*** Given text ***
He has attempted to reprise his happy days “re-engineering” tactics of 1994 by bringing back consultant John Linder and presenting leadership charts and diagrams for the top brass. The re-engineering proposals received tons of media play 20 years ago. Now, they seem out of sync as New Yorkers appeared more worried about jobs, housing and education.

Bratton also seems aware that there are people in the de Blasio administration who don’t like him or his aggressive policing. At times, he seems caught between his police instincts and his desire to bring his words and deeds in line with those of de Blasio.

When the debate over hiring more cops began, Bratton said no police commissioner would decline more officers.

He soon altered that, saying the 34,000-officer force — 6,000 fewer than under Giuliani — was enough to do the job. He also said that instead he prefers to pay current cops more.

Similarly, he appears to be moderating his more aggressive policies. He had heralded the “Broken Windows” theory, which holds that, if minor crimes are not addressed, major crimes will follow.
*** End of Given text ***
Questions on the material:
a - Rewrite the passage on Bratton between "Similarly, he appears" and "crimes will follow.", inclusive, putting "championed" in place of "heralded".
b - In the passage on Bratton, how many officers make up the force that he later called enough to do the job?
*** Provided records ***
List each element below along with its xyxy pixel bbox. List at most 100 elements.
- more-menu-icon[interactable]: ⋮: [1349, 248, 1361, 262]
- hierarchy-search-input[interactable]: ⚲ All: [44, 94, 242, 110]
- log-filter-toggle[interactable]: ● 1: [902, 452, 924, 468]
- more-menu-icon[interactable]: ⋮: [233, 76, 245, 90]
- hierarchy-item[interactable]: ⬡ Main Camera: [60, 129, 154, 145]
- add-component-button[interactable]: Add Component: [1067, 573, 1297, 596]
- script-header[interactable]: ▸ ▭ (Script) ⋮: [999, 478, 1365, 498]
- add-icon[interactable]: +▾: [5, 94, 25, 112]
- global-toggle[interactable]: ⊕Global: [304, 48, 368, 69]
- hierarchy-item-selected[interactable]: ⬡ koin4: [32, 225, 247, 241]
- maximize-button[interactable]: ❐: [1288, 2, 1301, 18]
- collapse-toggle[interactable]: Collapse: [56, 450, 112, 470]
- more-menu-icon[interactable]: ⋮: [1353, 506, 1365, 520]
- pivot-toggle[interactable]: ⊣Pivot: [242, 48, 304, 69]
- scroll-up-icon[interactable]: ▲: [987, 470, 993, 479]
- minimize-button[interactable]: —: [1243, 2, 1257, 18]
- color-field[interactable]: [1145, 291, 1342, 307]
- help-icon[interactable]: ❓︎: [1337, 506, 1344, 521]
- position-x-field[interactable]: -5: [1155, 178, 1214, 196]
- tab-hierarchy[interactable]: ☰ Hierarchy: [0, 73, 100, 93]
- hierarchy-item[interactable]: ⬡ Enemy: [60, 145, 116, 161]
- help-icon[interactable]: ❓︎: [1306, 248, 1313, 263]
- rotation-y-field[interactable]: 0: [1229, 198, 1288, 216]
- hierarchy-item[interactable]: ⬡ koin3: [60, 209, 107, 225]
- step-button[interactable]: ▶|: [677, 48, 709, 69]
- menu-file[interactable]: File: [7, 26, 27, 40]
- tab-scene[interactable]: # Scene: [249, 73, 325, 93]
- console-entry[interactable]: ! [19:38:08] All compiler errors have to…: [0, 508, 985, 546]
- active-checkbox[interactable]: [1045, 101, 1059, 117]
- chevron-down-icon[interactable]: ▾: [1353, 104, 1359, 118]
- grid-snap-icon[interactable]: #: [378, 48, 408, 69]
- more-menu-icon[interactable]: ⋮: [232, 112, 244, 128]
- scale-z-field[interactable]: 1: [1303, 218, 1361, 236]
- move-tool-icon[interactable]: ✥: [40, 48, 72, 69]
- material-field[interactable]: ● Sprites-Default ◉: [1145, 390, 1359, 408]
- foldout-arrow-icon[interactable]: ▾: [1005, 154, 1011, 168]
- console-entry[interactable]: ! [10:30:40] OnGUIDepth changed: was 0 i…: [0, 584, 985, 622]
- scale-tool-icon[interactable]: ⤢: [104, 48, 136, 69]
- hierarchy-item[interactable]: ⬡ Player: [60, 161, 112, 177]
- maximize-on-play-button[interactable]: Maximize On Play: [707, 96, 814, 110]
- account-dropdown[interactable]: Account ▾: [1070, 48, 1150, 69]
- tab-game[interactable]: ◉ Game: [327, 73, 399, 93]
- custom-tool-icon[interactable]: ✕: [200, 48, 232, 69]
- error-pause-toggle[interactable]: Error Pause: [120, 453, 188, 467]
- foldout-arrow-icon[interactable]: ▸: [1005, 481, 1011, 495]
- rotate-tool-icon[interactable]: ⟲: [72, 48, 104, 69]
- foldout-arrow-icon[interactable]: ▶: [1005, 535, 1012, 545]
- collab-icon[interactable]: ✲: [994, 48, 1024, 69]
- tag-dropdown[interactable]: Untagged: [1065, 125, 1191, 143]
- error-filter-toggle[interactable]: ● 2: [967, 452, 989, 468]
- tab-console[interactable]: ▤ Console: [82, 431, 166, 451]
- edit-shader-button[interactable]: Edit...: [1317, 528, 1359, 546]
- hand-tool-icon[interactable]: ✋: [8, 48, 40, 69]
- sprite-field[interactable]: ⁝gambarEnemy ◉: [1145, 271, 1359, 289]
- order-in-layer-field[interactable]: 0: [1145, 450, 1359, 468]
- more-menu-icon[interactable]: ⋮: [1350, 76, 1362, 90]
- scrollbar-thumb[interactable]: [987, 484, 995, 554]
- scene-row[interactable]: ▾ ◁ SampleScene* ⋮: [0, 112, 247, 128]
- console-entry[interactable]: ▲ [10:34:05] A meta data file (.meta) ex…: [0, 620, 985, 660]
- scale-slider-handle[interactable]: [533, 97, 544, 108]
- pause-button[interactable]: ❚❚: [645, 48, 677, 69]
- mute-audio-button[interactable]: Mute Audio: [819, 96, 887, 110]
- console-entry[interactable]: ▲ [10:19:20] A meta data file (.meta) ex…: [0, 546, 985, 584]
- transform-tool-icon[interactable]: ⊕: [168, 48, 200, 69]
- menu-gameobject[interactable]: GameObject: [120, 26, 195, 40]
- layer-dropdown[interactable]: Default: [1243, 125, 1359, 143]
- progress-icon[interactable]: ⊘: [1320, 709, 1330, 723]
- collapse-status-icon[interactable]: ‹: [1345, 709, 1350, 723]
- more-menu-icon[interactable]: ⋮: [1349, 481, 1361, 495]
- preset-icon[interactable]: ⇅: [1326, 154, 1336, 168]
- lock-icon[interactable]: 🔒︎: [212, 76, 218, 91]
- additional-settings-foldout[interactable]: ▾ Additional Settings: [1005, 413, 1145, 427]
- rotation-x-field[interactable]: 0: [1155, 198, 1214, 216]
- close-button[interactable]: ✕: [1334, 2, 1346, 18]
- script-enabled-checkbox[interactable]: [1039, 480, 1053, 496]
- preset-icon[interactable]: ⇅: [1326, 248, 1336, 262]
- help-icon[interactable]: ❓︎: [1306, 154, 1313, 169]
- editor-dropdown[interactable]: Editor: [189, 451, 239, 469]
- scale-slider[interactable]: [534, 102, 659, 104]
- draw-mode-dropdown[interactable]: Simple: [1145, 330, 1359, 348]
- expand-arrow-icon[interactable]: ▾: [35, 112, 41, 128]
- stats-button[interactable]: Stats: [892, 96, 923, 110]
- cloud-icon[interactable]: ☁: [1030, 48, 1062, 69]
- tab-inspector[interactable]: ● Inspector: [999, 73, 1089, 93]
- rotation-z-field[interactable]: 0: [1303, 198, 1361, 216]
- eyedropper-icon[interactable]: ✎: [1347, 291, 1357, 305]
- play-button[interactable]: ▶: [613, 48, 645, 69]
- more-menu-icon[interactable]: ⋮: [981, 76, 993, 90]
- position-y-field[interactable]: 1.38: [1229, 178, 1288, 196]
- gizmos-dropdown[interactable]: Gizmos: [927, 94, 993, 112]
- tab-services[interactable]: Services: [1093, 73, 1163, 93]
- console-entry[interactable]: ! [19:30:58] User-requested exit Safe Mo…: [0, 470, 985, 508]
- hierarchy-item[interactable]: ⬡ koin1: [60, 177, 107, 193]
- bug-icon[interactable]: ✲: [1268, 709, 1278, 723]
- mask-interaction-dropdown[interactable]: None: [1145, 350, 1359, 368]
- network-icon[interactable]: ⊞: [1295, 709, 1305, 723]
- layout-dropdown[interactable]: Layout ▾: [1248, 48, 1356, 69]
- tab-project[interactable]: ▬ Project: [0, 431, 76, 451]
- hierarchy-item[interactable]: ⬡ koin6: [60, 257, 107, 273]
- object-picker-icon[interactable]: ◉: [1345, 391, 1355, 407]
*** End of Provided records ***
Task answers:
a -
Similarly, he appears to be moderating his more aggressive policies. He had championed the “Broken Windows” theory, which holds that, if minor crimes are not addressed, major crimes will follow.

b - 34,000 officers